* _EXERCISE INSTRUCTIONS_: Write the listing out again, all of it, word for word.

— START SOURCE DATA —

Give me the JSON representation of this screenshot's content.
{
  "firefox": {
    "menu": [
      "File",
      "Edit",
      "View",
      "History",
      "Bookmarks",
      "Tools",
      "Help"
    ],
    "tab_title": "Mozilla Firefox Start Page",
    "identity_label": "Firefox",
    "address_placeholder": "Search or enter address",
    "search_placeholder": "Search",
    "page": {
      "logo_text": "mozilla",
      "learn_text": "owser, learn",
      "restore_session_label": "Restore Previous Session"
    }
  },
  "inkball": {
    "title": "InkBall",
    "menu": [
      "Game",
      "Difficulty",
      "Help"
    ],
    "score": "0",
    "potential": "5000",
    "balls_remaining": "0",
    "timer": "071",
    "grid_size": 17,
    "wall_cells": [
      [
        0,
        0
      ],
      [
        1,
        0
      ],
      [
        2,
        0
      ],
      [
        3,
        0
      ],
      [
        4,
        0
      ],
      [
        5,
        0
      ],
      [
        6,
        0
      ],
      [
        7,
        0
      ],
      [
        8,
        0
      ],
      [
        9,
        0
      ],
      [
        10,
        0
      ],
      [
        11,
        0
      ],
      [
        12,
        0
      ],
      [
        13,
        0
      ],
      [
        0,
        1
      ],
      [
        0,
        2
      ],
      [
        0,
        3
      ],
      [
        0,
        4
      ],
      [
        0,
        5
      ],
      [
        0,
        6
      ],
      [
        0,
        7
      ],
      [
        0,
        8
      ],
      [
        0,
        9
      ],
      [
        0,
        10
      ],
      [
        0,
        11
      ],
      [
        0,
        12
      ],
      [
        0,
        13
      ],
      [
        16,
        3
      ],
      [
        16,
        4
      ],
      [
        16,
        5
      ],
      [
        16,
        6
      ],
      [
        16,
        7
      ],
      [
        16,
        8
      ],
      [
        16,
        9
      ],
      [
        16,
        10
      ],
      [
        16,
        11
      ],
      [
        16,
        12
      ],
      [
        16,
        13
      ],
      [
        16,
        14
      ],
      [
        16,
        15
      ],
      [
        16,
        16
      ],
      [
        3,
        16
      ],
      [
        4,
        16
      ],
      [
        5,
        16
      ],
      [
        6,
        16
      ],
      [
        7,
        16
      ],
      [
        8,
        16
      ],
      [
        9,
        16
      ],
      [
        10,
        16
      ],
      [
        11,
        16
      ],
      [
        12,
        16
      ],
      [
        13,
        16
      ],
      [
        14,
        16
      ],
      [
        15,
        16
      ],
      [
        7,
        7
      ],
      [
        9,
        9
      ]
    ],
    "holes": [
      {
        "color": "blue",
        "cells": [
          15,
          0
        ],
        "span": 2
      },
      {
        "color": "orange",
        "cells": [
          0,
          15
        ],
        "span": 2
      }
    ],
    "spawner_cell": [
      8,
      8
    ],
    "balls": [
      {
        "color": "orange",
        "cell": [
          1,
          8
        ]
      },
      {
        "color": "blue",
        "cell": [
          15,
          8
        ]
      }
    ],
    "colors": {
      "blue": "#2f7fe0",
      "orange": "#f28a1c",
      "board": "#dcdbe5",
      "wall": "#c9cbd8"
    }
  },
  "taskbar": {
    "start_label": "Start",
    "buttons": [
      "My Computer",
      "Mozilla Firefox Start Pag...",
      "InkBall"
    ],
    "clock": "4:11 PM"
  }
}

— END SOURCE DATA —

* _RESULT OF THE EXERCISE_:
Give me the JSON representation of this screenshot's content.
{
  "firefox": {
    "menu": [
      "File",
      "Edit",
      "View",
      "History",
      "Bookmarks",
      "Tools",
      "Help"
    ],
    "tab_title": "Mozilla Firefox Start Page",
    "identity_label": "Firefox",
    "address_placeholder": "Search or enter address",
    "search_placeholder": "Search",
    "page": {
      "logo_text": "mozilla",
      "learn_text": "owser, learn",
      "restore_session_label": "Restore Previous Session"
    }
  },
  "inkball": {
    "title": "InkBall",
    "menu": [
      "Game",
      "Difficulty",
      "Help"
    ],
    "score": "0",
    "potential": "5000",
    "balls_remaining": "0",
    "timer": "071",
    "grid_size": 17,
    "wall_cells": [
      [
        0,
        0
      ],
      [
        1,
        0
      ],
      [
        2,
        0
      ],
      [
        3,
        0
      ],
      [
        4,
        0
      ],
      [
        5,
        0
      ],
      [
        6,
        0
      ],
      [
        7,
        0
      ],
      [
        8,
        0
      ],
      [
        9,
        0
      ],
      [
        10,
        0
      ],
      [
        11,
        0
      ],
      [
        12,
        0
      ],
      [
        13,
        0
      ],
      [
        0,
        1
      ],
      [
        0,
        2
      ],
      [
        0,
        3
      ],
      [
        0,
        4
      ],
      [
        0,
        5
      ],
      [
        0,
        6
      ],
      [
        0,
        7
      ],
      [
        0,
        8
      ],
      [
        0,
        9
      ],
      [
        0,
        10
      ],
      [
        0,
        11
      ],
      [
        0,
        12
      ],
      [
        0,
        13
      ],
      [
        16,
        3
      ],
      [
        16,
        4
      ],
      [
        16,
        5
      ],
      [
        16,
        6
      ],
      [
        16,
        7
      ],
      [
        16,
        8
      ],
      [
        16,
        9
      ],
      [
        16,
        10
      ],
      [
        16,
        11
      ],
      [
        16,
        12
      ],
      [
        16,
        13
      ],
      [
        16,
        14
      ],
      [
        16,
        15
      ],
      [
        16,
        16
      ],
      [
        3,
        16
      ],
      [
        4,
        16
      ],
      [
        5,
        16
      ],
      [
        6,
        16
      ],
      [
        7,
        16
      ],
      [
        8,
        16
      ],
      [
        9,
        16
      ],
      [
        10,
        16
      ],
      [
        11,
        16
      ],
      [
        12,
        16
      ],
      [
        13,
        16
      ],
      [
        14,
        16
      ],
      [
        15,
        16
      ],
      [
        7,
        7
      ],
      [
        9,
        9
      ]
    ],
    "holes": [
      {
        "color": "blue",
        "cells": [
          15,
          0
        ],
        "span": 2
      },
      {
        "color": "orange",
        "cells": [
          0,
          15
        ],
        "span": 2
      }
    ],
    "spawner_cell": [
      8,
      8
    ],
    "balls": [
      {
        "color": "orange",
        "cell": [
          1,
          8
        ]
      },
      {
        "color": "blue",
        "cell": [
          15,
          8
        ]
      }
    ],
    "colors": {
      "blue": "#2f7fe0",
      "orange": "#f28a1c",
      "board": "#dcdbe5",
      "wall": "#c9cbd8"
    }
  },
  "taskbar": {
    "start_label": "Start",
    "buttons": [
      "My Computer",
      "Mozilla Firefox Start Pag...",
      "InkBall"
    ],
    "clock": "4:11 PM"
  }
}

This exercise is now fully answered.